** Try it **
Read through the lines below for the string "with" and copy each one that has it.

Dataset excerpts

::::::

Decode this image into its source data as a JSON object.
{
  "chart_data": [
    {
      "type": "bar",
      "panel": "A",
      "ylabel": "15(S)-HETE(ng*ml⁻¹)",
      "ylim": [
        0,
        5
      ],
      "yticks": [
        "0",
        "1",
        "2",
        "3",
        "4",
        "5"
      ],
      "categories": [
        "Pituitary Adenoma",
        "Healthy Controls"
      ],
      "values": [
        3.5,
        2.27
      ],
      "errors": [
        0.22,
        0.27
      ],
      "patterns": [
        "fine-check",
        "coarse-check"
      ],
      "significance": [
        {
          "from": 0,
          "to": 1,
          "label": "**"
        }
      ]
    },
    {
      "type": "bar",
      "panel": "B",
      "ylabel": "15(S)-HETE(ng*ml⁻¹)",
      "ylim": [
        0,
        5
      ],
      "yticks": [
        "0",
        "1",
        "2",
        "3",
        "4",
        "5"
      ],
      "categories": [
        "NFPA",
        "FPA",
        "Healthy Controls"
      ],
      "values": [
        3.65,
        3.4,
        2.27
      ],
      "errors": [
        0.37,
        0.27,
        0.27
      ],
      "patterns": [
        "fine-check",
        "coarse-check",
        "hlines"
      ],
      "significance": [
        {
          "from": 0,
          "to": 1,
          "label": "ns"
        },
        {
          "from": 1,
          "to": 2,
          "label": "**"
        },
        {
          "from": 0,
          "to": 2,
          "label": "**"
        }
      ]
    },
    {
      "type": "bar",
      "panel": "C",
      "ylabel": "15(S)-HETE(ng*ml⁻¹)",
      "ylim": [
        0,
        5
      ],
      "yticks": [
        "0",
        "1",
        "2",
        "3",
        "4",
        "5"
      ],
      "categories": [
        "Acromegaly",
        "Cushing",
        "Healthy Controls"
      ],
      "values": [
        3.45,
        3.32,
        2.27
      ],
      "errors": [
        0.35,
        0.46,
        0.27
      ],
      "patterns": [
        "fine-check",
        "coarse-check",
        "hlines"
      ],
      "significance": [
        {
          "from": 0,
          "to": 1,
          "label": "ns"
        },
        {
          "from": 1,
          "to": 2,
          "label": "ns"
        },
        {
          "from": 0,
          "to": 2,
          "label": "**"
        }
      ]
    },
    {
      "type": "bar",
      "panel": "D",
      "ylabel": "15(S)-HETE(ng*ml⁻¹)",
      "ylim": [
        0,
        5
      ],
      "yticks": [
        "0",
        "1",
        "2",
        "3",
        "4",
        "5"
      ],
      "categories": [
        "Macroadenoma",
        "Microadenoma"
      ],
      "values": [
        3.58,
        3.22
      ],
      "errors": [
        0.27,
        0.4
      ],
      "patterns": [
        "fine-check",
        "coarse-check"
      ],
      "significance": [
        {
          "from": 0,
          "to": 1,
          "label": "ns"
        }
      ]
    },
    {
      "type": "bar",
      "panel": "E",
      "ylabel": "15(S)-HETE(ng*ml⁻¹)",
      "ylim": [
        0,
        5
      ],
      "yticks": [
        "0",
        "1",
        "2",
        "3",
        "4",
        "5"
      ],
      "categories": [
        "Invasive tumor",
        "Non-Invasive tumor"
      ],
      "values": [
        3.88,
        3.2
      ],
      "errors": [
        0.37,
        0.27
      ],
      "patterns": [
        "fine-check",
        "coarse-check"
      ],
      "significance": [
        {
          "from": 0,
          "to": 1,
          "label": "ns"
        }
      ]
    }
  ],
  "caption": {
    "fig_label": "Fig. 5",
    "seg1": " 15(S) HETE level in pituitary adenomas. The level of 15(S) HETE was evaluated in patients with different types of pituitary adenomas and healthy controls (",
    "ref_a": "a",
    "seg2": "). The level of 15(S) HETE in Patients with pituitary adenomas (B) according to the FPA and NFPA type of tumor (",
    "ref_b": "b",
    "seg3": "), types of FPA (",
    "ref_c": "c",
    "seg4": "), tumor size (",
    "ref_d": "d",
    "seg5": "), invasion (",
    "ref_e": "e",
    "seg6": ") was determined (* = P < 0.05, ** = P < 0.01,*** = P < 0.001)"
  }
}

::::::

** Exercise result **
    "seg1": " 15(S) HETE level in pituitary adenomas. The level of 15(S) HETE was evaluated in patients with different types of pituitary adenomas and healthy controls (",
    "seg2": "). The level of 15(S) HETE in Patients with pituitary adenomas (B) according to the FPA and NFPA type of tumor (",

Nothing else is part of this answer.